EXERCISE PROMPT — Copy every line of the data that includes the string "about".

Data tied to figure images
☆ ☆ ☆ ☆ ☆
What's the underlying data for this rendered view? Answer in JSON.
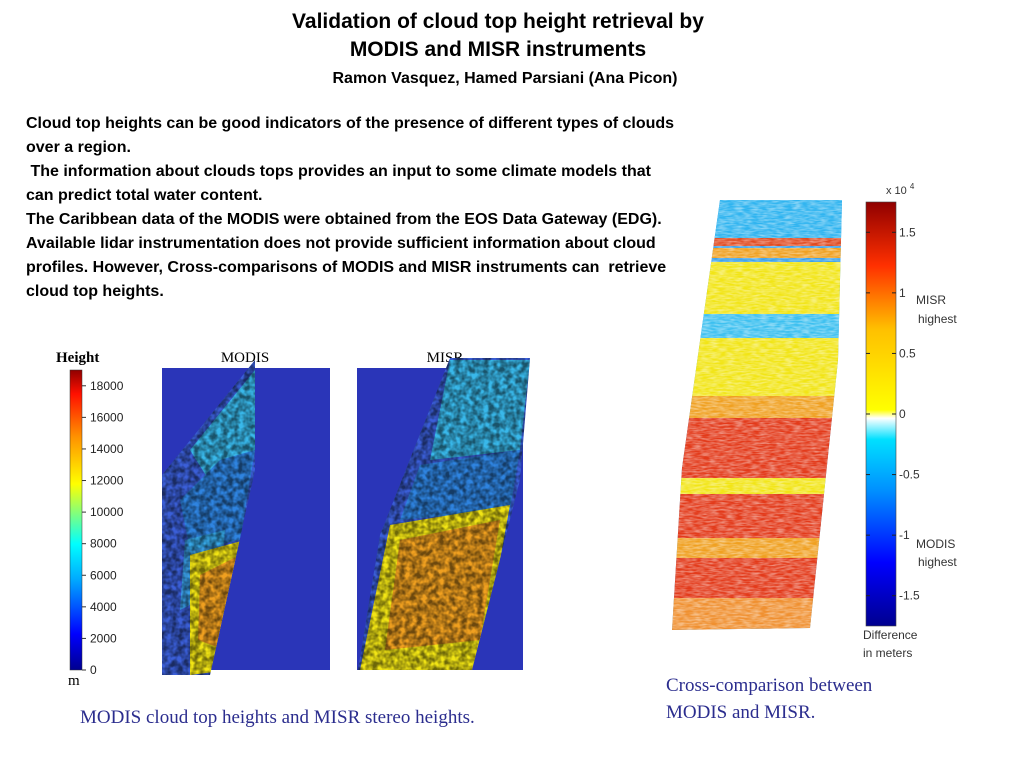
{
  "header": {
    "title_line1": "Validation of cloud top height retrieval by",
    "title_line2": "MODIS and MISR instruments",
    "authors": "Ramon Vasquez, Hamed Parsiani (Ana Picon)"
  },
  "body": {
    "paragraphs": [
      "Cloud top heights can be good indicators of the presence of different types of clouds over a region.",
      " The information about clouds tops provides an input to some climate models that can predict total water content.",
      "The Caribbean data of the MODIS were obtained from the EOS Data Gateway (EDG).",
      "Available lidar instrumentation does not provide sufficient information about cloud profiles. However, Cross-comparisons of MODIS and MISR instruments can  retrieve cloud top heights."
    ]
  },
  "left_figure": {
    "colorbar_title": "Height",
    "unit": "m",
    "ticks": [
      "18000",
      "16000",
      "14000",
      "12000",
      "10000",
      "8000",
      "6000",
      "4000",
      "2000",
      "0"
    ],
    "panel_titles": [
      "MODIS",
      "MISR"
    ],
    "caption": "MODIS cloud top heights and MISR stereo heights."
  },
  "right_figure": {
    "exponent_label": "x 10",
    "exponent_power": "4",
    "ticks": [
      "1.5",
      "1",
      "0.5",
      "0",
      "-0.5",
      "-1",
      "-1.5"
    ],
    "misr_label": [
      "MISR",
      "highest"
    ],
    "modis_label": [
      "MODIS",
      "highest"
    ],
    "diff_label": [
      "Difference",
      "in meters"
    ],
    "caption_line1": "Cross-comparison between",
    "caption_line2": "MODIS and MISR."
  },
  "colors": {
    "caption": "#2b2d8e",
    "map_background": "#2a35b8",
    "cloud_cyan": "#39b8ea",
    "cloud_yellow": "#f2e515",
    "cloud_orange": "#f0a020",
    "cloud_red": "#e33a1a"
  }
}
☆ ☆ ☆ ☆ ☆
ANSWER BELOW —
      " The information about clouds tops provides an input to some climate models that can predict total water content.",
      "Available lidar instrumentation does not provide sufficient information about cloud profiles. However, Cross-comparisons of MODIS and MISR instruments can  retrieve cloud top heights."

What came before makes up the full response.